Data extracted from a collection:

* * * *

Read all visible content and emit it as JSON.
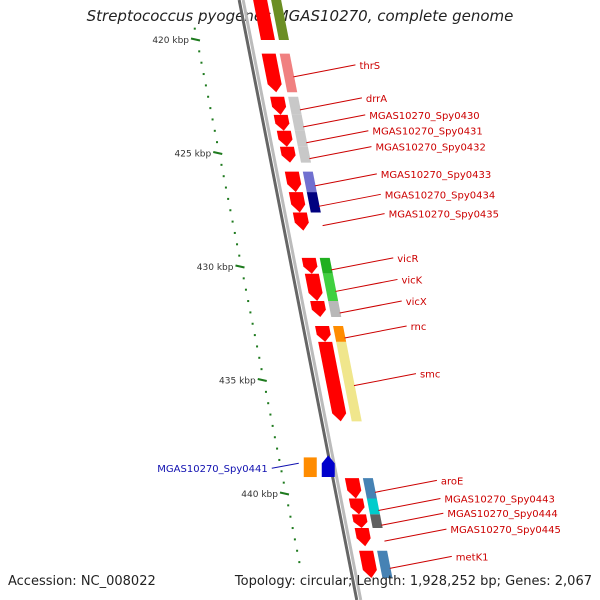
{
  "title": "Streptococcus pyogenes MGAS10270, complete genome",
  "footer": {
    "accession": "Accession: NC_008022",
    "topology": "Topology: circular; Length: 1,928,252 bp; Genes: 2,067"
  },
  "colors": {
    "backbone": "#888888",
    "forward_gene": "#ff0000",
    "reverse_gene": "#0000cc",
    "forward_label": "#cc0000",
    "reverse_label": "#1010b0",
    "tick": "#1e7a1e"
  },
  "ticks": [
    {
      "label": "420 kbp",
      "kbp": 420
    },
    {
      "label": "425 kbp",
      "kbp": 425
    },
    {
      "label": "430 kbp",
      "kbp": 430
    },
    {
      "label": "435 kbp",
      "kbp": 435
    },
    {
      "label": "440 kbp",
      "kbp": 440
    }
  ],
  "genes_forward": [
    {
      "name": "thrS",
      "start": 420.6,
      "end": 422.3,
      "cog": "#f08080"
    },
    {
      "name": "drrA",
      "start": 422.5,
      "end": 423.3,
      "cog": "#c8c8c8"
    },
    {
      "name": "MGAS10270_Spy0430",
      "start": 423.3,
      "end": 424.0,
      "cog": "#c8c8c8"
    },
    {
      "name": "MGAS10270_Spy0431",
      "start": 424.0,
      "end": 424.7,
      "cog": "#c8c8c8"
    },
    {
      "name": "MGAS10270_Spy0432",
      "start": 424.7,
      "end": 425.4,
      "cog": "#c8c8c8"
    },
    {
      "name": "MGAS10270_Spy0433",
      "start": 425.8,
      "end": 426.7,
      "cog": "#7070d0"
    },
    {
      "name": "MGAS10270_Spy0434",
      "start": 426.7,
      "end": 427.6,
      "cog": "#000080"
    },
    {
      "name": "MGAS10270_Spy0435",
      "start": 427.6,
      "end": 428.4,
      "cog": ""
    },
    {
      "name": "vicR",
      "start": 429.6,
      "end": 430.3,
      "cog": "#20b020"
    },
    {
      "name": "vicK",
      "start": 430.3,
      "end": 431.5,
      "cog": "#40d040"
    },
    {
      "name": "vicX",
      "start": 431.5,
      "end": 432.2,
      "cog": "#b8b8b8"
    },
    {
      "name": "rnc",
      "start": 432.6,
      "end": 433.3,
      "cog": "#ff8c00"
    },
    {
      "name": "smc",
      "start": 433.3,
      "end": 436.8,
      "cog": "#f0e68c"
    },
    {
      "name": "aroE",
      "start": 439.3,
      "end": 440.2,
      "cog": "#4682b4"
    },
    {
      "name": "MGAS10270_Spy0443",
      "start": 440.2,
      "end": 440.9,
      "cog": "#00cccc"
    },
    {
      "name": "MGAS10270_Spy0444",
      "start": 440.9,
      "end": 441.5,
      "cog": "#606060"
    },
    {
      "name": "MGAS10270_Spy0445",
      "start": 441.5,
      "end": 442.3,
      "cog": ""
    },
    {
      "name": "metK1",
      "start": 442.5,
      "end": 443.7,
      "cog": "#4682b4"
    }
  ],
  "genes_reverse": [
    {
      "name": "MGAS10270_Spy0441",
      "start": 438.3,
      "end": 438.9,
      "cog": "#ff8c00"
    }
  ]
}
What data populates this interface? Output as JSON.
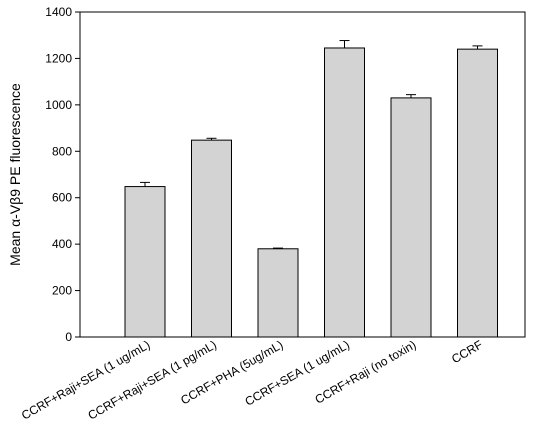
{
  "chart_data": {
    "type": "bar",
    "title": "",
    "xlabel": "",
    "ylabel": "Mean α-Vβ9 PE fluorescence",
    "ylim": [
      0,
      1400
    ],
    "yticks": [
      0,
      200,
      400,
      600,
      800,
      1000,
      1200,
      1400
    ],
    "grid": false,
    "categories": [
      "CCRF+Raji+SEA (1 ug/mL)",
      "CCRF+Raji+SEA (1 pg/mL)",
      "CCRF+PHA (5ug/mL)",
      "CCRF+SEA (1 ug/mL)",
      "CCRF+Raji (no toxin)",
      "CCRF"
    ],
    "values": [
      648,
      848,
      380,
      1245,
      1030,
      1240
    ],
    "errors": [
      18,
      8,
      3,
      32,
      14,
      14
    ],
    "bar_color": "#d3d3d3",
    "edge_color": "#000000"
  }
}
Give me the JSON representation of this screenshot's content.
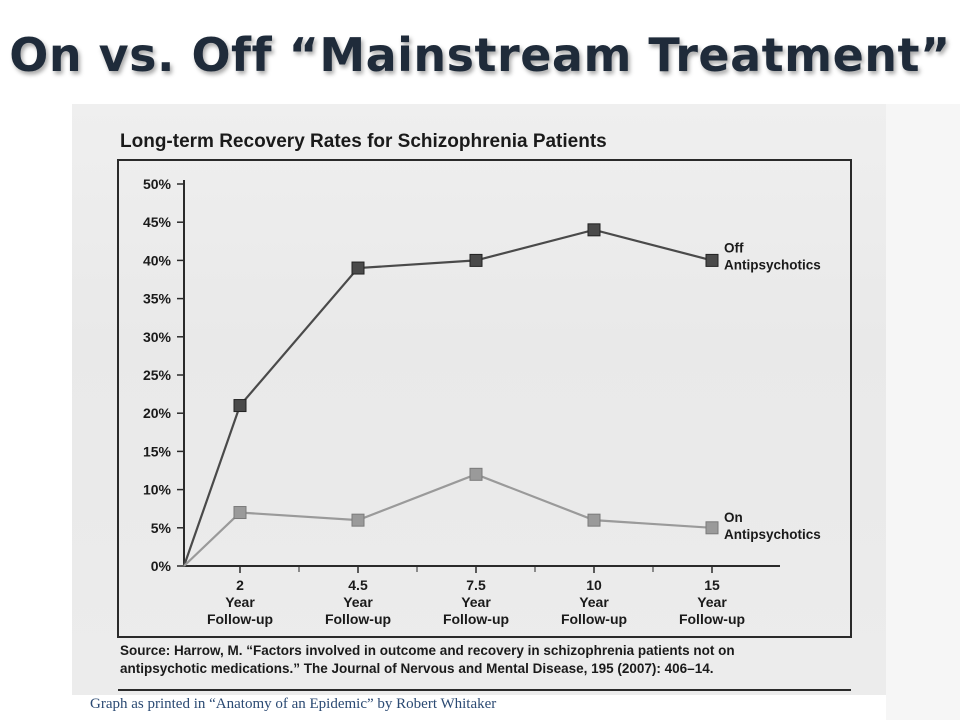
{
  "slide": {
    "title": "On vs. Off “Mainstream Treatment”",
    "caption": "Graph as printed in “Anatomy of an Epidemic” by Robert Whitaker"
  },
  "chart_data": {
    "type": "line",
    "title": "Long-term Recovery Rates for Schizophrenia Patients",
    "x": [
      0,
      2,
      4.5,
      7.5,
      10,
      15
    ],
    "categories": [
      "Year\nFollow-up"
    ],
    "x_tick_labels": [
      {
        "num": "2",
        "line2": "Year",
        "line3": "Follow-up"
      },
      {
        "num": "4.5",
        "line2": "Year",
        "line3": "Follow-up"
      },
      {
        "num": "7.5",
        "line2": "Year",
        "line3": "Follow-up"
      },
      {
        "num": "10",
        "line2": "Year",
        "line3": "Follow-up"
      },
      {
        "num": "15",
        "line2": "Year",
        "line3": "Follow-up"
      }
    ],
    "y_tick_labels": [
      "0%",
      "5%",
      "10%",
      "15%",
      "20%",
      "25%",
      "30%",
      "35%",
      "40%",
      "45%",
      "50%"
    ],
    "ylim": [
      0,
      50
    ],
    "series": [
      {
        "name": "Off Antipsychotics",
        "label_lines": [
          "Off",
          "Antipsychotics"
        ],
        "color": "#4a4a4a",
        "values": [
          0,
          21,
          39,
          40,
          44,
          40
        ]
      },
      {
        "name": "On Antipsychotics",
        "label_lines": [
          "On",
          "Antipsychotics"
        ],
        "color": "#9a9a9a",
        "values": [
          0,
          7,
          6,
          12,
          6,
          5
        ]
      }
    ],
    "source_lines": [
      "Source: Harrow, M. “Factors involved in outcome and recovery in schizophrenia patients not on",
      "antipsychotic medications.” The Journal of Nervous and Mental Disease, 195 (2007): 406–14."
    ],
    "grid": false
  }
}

* * * *

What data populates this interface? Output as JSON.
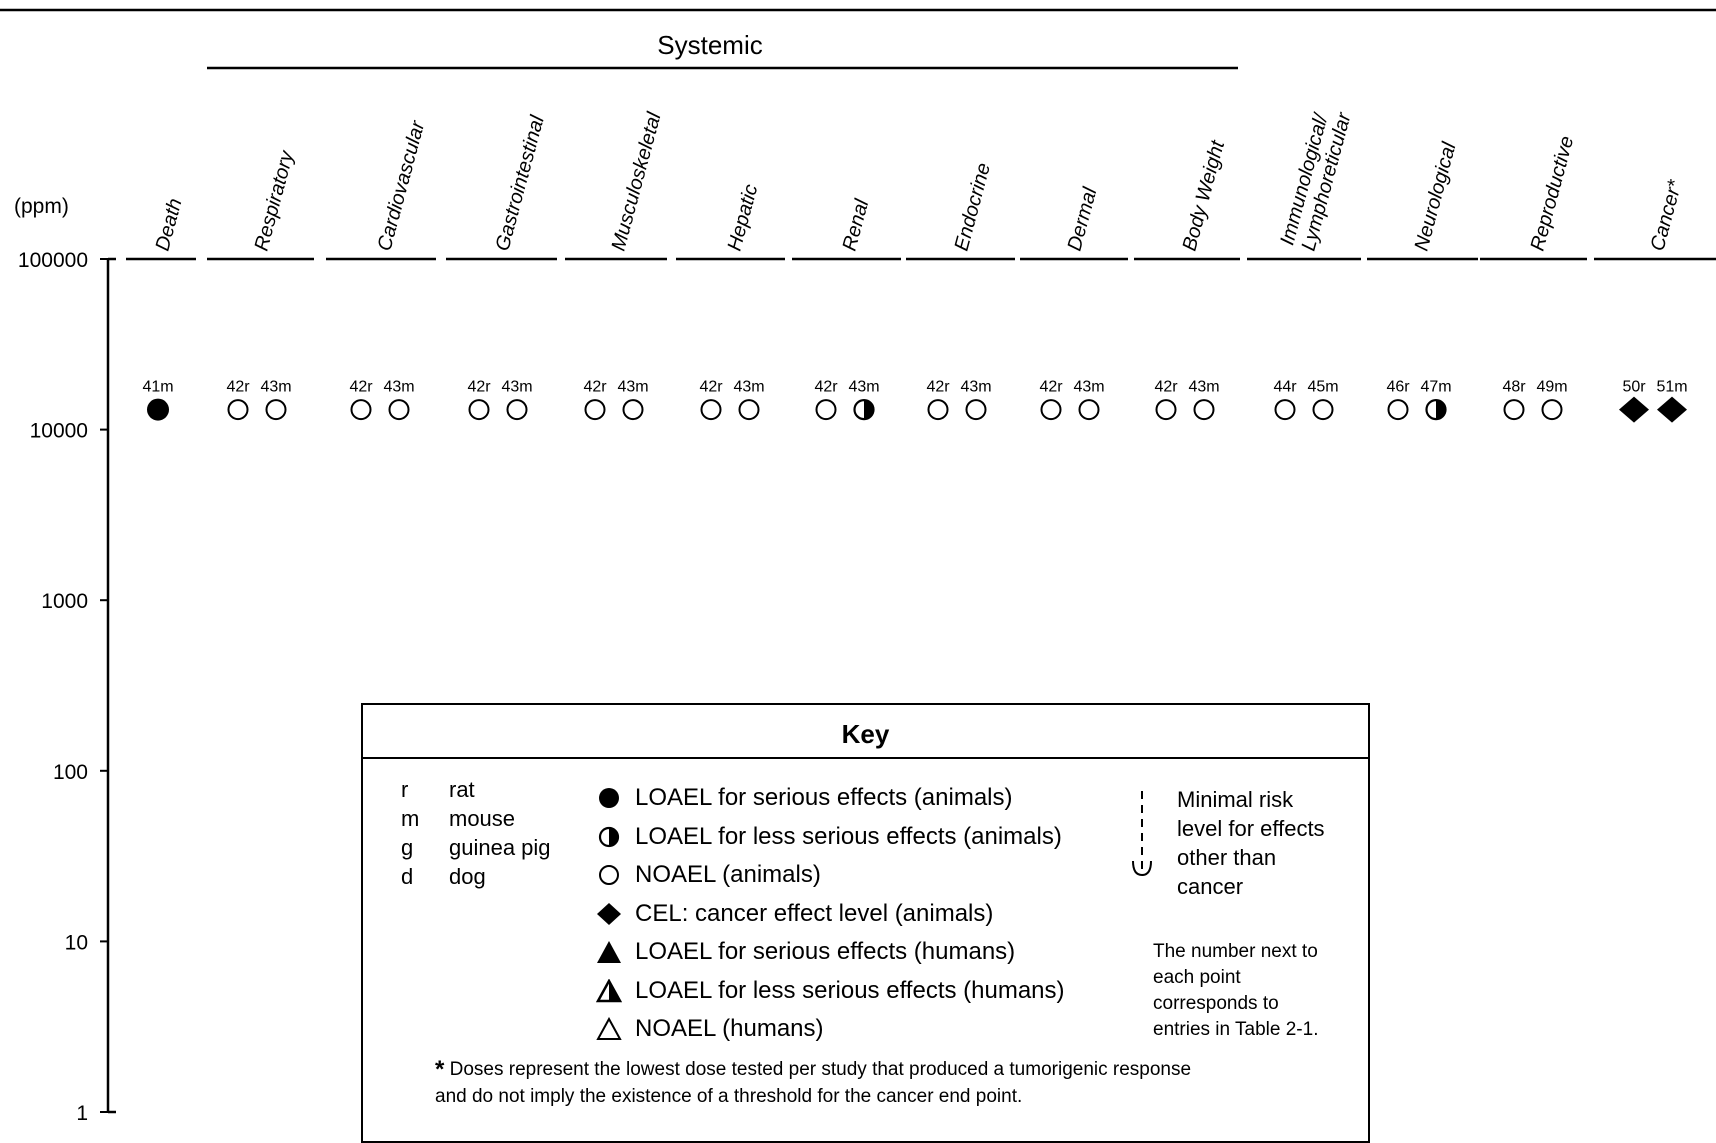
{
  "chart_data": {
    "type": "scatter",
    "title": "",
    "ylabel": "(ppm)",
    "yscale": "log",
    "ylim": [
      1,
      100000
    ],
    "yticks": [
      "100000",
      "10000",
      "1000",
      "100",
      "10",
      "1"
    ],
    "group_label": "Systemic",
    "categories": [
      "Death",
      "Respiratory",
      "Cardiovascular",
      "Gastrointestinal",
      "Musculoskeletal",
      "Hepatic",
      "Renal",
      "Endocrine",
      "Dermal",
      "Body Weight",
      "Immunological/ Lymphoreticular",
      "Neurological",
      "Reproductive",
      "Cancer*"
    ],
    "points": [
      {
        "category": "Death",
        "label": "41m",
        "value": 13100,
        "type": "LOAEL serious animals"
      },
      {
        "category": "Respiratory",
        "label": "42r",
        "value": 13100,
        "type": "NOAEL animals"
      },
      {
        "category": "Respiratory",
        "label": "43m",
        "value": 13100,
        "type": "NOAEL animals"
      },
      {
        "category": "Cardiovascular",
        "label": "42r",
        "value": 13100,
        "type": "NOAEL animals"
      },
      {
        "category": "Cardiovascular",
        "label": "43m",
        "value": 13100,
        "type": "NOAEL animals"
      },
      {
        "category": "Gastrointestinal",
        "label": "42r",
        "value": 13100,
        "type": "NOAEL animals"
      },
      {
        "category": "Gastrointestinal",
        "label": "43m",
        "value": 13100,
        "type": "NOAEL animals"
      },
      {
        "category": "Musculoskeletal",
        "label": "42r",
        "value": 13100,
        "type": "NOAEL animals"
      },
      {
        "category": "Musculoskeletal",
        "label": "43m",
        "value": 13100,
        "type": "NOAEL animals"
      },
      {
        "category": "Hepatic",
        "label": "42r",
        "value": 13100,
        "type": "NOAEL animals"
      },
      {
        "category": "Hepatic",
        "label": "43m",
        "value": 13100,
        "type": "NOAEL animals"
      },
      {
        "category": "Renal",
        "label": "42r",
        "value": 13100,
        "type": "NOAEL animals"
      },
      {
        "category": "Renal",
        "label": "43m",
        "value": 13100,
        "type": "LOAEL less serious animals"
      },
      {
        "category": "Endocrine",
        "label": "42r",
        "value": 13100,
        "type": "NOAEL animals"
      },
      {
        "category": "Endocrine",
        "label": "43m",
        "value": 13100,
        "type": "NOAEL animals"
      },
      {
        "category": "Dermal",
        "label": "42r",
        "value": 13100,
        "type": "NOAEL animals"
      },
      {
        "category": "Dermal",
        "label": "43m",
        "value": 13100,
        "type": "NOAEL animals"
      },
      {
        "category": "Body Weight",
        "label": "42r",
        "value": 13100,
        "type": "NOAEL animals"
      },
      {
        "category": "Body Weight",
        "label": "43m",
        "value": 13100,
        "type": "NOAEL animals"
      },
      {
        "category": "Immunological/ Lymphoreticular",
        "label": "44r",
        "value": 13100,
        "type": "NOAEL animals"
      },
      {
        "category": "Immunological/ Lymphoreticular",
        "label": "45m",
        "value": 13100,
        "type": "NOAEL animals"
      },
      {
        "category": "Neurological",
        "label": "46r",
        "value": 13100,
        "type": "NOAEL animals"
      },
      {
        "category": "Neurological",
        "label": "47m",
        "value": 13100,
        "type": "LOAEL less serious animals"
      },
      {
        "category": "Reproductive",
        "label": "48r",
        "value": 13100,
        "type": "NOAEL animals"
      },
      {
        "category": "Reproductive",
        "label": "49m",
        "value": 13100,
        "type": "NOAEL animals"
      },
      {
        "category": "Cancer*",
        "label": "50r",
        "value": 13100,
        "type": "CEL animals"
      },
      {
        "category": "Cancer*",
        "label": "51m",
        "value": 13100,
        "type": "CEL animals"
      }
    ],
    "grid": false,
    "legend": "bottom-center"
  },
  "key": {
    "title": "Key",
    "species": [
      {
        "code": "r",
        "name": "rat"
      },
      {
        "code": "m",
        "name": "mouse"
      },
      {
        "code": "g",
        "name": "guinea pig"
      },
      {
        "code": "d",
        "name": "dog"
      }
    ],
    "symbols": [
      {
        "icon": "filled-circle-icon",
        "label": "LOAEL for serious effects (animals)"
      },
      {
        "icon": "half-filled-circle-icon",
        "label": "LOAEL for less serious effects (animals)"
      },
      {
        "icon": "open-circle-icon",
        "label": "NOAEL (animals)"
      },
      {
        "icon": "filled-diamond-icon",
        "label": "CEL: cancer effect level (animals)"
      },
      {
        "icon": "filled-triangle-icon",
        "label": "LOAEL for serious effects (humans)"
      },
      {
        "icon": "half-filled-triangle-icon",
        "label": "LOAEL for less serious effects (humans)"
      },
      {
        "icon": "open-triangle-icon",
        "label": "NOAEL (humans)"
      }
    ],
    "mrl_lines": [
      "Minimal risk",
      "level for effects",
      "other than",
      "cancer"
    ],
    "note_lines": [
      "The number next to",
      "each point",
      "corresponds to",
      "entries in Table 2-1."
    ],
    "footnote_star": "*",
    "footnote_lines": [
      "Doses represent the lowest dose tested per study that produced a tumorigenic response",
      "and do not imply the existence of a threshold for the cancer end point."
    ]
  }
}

* * * *

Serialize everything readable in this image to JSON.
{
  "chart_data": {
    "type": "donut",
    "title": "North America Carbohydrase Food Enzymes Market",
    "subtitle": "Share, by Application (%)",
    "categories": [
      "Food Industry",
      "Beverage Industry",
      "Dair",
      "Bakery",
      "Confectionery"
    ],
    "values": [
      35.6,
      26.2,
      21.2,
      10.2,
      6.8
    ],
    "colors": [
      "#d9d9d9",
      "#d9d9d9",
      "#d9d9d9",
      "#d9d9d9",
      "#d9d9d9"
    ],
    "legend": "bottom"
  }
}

* * * *

## TASK:
Answer with one number, namely the count of lines in the entries that include the word "level".

## PROBLEM SOLUTION:
2